▶ _Given problem_: Write out the records word for word, from the line containing "I need the location" through the line containing "chart-title: T° moyenne", including both of those lines.

▶ _Dataset records_:
— begin —

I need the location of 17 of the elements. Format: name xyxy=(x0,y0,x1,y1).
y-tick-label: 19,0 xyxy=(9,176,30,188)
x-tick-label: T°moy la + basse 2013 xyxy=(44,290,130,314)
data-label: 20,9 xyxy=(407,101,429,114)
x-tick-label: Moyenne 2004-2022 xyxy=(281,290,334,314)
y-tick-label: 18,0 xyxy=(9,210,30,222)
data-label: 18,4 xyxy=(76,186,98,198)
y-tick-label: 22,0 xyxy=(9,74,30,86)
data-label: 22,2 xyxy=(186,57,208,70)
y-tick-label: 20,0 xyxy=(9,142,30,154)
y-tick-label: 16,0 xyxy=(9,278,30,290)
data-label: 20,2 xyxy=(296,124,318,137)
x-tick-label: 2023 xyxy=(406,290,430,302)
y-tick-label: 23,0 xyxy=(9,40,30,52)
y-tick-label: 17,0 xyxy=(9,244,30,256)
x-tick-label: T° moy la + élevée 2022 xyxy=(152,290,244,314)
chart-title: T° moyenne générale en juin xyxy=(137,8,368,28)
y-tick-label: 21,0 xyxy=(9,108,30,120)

— end —
— begin —

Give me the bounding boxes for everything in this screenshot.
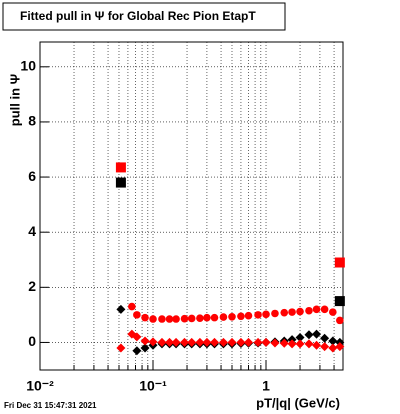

— end —

▶ _Task output_:
I need the location of 17 of the elements. Format: name xyxy=(x0,y0,x1,y1).
y-tick-label: 19,0 xyxy=(9,176,30,188)
x-tick-label: T°moy la + basse 2013 xyxy=(44,290,130,314)
data-label: 20,9 xyxy=(407,101,429,114)
x-tick-label: Moyenne 2004-2022 xyxy=(281,290,334,314)
y-tick-label: 18,0 xyxy=(9,210,30,222)
data-label: 18,4 xyxy=(76,186,98,198)
y-tick-label: 22,0 xyxy=(9,74,30,86)
data-label: 22,2 xyxy=(186,57,208,70)
y-tick-label: 20,0 xyxy=(9,142,30,154)
y-tick-label: 16,0 xyxy=(9,278,30,290)
data-label: 20,2 xyxy=(296,124,318,137)
x-tick-label: 2023 xyxy=(406,290,430,302)
y-tick-label: 23,0 xyxy=(9,40,30,52)
y-tick-label: 17,0 xyxy=(9,244,30,256)
x-tick-label: T° moy la + élevée 2022 xyxy=(152,290,244,314)
chart-title: T° moyenne générale en juin xyxy=(137,8,368,28)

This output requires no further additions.